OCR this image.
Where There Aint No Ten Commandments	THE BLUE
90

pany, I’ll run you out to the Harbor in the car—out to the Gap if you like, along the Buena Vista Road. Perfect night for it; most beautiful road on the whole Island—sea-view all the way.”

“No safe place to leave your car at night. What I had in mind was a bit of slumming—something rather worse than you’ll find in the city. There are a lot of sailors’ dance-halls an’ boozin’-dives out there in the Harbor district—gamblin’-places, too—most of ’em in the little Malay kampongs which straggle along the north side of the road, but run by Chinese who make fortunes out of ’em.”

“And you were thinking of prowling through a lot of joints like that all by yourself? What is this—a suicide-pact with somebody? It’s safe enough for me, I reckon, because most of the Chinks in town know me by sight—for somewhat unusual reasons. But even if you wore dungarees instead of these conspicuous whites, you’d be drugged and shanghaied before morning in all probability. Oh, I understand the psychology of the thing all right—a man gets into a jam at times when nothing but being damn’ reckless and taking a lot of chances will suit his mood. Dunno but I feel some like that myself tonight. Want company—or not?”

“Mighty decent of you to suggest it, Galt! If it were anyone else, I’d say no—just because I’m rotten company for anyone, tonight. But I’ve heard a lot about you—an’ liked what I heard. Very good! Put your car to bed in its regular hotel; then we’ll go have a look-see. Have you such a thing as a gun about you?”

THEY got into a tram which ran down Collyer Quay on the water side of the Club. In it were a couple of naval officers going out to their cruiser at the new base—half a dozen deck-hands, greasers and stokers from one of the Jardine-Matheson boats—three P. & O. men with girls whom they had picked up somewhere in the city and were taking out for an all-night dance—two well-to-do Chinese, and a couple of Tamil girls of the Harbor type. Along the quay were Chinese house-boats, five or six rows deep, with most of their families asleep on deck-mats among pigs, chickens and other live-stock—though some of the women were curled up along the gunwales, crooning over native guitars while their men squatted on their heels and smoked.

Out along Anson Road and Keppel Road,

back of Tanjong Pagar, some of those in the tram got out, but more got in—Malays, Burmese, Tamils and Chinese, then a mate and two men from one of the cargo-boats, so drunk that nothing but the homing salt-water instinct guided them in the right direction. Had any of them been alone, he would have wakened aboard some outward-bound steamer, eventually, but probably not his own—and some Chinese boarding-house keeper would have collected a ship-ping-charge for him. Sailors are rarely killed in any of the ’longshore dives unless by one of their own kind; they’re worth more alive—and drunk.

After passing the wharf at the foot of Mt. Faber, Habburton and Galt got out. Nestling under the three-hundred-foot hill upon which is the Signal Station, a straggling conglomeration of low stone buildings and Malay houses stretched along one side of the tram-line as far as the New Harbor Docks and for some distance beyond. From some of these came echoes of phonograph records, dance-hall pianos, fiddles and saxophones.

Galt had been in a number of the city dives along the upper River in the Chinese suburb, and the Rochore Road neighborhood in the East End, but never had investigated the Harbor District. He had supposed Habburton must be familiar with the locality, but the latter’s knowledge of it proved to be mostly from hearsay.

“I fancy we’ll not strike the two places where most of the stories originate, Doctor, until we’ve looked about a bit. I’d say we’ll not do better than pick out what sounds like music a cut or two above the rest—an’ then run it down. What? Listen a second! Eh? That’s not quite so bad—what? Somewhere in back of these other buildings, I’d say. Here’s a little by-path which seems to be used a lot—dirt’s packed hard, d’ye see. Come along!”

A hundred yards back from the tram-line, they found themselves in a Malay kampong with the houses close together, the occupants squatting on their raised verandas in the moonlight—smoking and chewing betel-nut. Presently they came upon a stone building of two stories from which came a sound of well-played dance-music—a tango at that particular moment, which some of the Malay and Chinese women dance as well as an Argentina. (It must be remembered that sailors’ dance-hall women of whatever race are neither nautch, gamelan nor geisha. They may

§ **WHAT IS NEEDED**
Repeat the data exactly. Leave nothing out.

§ **ANSWER TO THIS PROBLEM**
OCR this image.
Where There Aint No Ten Commandments	THE BLUE
90

pany, I’ll run you out to the Harbor in the car—out to the Gap if you like, along the Buena Vista Road. Perfect night for it; most beautiful road on the whole Island—sea-view all the way.”

“No safe place to leave your car at night. What I had in mind was a bit of slumming—something rather worse than you’ll find in the city. There are a lot of sailors’ dance-halls an’ boozin’-dives out there in the Harbor district—gamblin’-places, too—most of ’em in the little Malay kampongs which straggle along the north side of the road, but run by Chinese who make fortunes out of ’em.”

“And you were thinking of prowling through a lot of joints like that all by yourself? What is this—a suicide-pact with somebody? It’s safe enough for me, I reckon, because most of the Chinks in town know me by sight—for somewhat unusual reasons. But even if you wore dungarees instead of these conspicuous whites, you’d be drugged and shanghaied before morning in all probability. Oh, I understand the psychology of the thing all right—a man gets into a jam at times when nothing but being damn’ reckless and taking a lot of chances will suit his mood. Dunno but I feel some like that myself tonight. Want company—or not?”

“Mighty decent of you to suggest it, Galt! If it were anyone else, I’d say no—just because I’m rotten company for anyone, tonight. But I’ve heard a lot about you—an’ liked what I heard. Very good! Put your car to bed in its regular hotel; then we’ll go have a look-see. Have you such a thing as a gun about you?”

THEY got into a tram which ran down Collyer Quay on the water side of the Club. In it were a couple of naval officers going out to their cruiser at the new base—half a dozen deck-hands, greasers and stokers from one of the Jardine-Matheson boats—three P. & O. men with girls whom they had picked up somewhere in the city and were taking out for an all-night dance—two well-to-do Chinese, and a couple of Tamil girls of the Harbor type. Along the quay were Chinese house-boats, five or six rows deep, with most of their families asleep on deck-mats among pigs, chickens and other live-stock—though some of the women were curled up along the gunwales, crooning over native guitars while their men squatted on their heels and smoked.

Out along Anson Road and Keppel Road,

back of Tanjong Pagar, some of those in the tram got out, but more got in—Malays, Burmese, Tamils and Chinese, then a mate and two men from one of the cargo-boats, so drunk that nothing but the homing salt-water instinct guided them in the right direction. Had any of them been alone, he would have wakened aboard some outward-bound steamer, eventually, but probably not his own—and some Chinese boarding-house keeper would have collected a ship-ping-charge for him. Sailors are rarely killed in any of the ’longshore dives unless by one of their own kind; they’re worth more alive—and drunk.

After passing the wharf at the foot of Mt. Faber, Habburton and Galt got out. Nestling under the three-hundred-foot hill upon which is the Signal Station, a straggling conglomeration of low stone buildings and Malay houses stretched along one side of the tram-line as far as the New Harbor Docks and for some distance beyond. From some of these came echoes of phonograph records, dance-hall pianos, fiddles and saxophones.

Galt had been in a number of the city dives along the upper River in the Chinese suburb, and the Rochore Road neighborhood in the East End, but never had investigated the Harbor District. He had supposed Habburton must be familiar with the locality, but the latter’s knowledge of it proved to be mostly from hearsay.

“I fancy we’ll not strike the two places where most of the stories originate, Doctor, until we’ve looked about a bit. I’d say we’ll not do better than pick out what sounds like music a cut or two above the rest—an’ then run it down. What? Listen a second! Eh? That’s not quite so bad—what? Somewhere in back of these other buildings, I’d say. Here’s a little by-path which seems to be used a lot—dirt’s packed hard, d’ye see. Come along!”

A hundred yards back from the tram-line, they found themselves in a Malay kampong with the houses close together, the occupants squatting on their raised verandas in the moonlight—smoking and chewing betel-nut. Presently they came upon a stone building of two stories from which came a sound of well-played dance-music—a tango at that particular moment, which some of the Malay and Chinese women dance as well as an Argentina. (It must be remembered that sailors’ dance-hall women of whatever race are neither nautch, gamelan nor geisha. They may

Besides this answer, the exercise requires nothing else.